◆ Job ◆
Draw out every line with the word "рекомендуется" from the listing below.

─── Dataset records ───

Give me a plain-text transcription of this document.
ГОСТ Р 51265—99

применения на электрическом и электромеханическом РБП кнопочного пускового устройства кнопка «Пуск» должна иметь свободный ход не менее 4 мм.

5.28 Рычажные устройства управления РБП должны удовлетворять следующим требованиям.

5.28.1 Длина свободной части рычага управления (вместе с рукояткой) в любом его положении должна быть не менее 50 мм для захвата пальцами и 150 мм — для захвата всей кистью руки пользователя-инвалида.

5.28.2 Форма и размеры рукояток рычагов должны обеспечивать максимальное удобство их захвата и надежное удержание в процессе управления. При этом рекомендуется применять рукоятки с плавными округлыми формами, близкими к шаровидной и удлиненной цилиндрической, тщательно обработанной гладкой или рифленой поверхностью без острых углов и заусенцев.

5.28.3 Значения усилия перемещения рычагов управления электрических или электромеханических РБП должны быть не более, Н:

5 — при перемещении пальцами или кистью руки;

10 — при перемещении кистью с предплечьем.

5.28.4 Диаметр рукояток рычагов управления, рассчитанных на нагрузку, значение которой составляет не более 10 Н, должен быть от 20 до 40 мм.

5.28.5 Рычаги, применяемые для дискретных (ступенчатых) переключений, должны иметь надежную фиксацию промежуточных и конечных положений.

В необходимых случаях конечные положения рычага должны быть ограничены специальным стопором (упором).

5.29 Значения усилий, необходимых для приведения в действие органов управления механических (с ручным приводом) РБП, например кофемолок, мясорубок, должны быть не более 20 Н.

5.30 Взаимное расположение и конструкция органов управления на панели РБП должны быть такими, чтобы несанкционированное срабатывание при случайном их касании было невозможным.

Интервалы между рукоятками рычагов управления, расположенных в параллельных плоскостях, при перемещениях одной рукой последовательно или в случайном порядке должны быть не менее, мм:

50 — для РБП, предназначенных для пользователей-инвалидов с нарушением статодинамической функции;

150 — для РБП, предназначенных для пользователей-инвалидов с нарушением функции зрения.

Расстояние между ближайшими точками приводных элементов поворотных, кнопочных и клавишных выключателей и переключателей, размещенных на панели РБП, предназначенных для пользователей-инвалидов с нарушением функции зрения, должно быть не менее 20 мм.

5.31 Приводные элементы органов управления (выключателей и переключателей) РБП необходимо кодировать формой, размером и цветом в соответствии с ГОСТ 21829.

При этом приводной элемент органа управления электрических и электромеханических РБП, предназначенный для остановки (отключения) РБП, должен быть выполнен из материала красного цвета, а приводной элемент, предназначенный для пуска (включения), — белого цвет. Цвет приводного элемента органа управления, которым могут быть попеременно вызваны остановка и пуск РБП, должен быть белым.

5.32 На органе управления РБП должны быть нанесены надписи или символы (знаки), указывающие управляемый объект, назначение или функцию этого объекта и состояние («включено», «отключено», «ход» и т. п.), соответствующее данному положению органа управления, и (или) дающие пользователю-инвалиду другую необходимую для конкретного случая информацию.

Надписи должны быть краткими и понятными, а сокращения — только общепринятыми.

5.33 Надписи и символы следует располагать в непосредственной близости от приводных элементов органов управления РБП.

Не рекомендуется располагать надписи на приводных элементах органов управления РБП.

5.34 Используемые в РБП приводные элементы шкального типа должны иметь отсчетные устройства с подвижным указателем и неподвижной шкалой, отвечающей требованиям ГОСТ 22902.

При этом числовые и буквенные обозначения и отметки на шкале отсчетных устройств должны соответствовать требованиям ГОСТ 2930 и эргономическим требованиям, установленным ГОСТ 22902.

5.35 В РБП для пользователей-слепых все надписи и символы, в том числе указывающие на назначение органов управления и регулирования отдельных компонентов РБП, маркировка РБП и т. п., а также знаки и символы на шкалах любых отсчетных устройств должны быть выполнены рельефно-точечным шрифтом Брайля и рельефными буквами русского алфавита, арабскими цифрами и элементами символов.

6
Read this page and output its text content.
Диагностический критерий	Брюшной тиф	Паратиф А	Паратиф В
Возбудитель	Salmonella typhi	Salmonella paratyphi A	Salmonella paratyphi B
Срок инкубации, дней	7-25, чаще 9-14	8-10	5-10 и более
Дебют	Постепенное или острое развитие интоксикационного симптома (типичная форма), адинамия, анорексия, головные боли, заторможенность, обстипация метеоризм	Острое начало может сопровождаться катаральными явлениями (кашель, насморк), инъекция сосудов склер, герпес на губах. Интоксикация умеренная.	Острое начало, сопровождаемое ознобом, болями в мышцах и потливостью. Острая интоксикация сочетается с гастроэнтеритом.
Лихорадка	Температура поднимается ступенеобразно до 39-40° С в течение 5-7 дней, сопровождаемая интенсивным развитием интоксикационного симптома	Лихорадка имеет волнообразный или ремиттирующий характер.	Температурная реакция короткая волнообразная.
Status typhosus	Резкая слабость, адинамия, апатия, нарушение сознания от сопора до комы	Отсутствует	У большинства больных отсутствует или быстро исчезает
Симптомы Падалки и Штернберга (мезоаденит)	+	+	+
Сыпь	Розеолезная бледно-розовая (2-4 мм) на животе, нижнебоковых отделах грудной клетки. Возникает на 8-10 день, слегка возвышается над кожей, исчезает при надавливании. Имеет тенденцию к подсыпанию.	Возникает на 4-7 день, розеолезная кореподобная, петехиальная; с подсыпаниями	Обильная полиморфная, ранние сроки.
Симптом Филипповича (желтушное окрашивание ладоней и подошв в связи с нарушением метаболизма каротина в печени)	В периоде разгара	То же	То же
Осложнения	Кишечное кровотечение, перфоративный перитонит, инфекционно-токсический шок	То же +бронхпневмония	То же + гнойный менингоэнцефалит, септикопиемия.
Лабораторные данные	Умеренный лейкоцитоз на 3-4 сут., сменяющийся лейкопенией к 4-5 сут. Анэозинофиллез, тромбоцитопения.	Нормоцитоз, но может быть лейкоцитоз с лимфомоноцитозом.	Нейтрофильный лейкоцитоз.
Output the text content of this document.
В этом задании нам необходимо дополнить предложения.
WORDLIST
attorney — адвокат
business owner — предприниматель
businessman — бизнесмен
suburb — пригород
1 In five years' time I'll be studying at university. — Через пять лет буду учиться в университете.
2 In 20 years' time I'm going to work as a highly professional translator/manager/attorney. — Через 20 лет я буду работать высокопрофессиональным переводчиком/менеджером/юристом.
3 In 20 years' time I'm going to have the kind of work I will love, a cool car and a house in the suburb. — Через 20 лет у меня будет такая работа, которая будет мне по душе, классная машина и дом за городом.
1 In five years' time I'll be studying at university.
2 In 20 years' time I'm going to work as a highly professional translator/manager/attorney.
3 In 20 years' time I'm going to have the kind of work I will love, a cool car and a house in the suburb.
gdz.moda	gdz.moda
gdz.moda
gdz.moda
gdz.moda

───

◆ Result for this exercise ◆
5.28.2 Форма и размеры рукояток рычагов должны обеспечивать максимальное удобство их захвата и надежное удержание в процессе управления. При этом рекомендуется применять рукоятки с плавными округлыми формами, близкими к шаровидной и удлиненной цилиндрической, тщательно обработанной гладкой или рифленой поверхностью без острых углов и заусенцев.
Не рекомендуется располагать надписи на приводных элементах органов управления РБП.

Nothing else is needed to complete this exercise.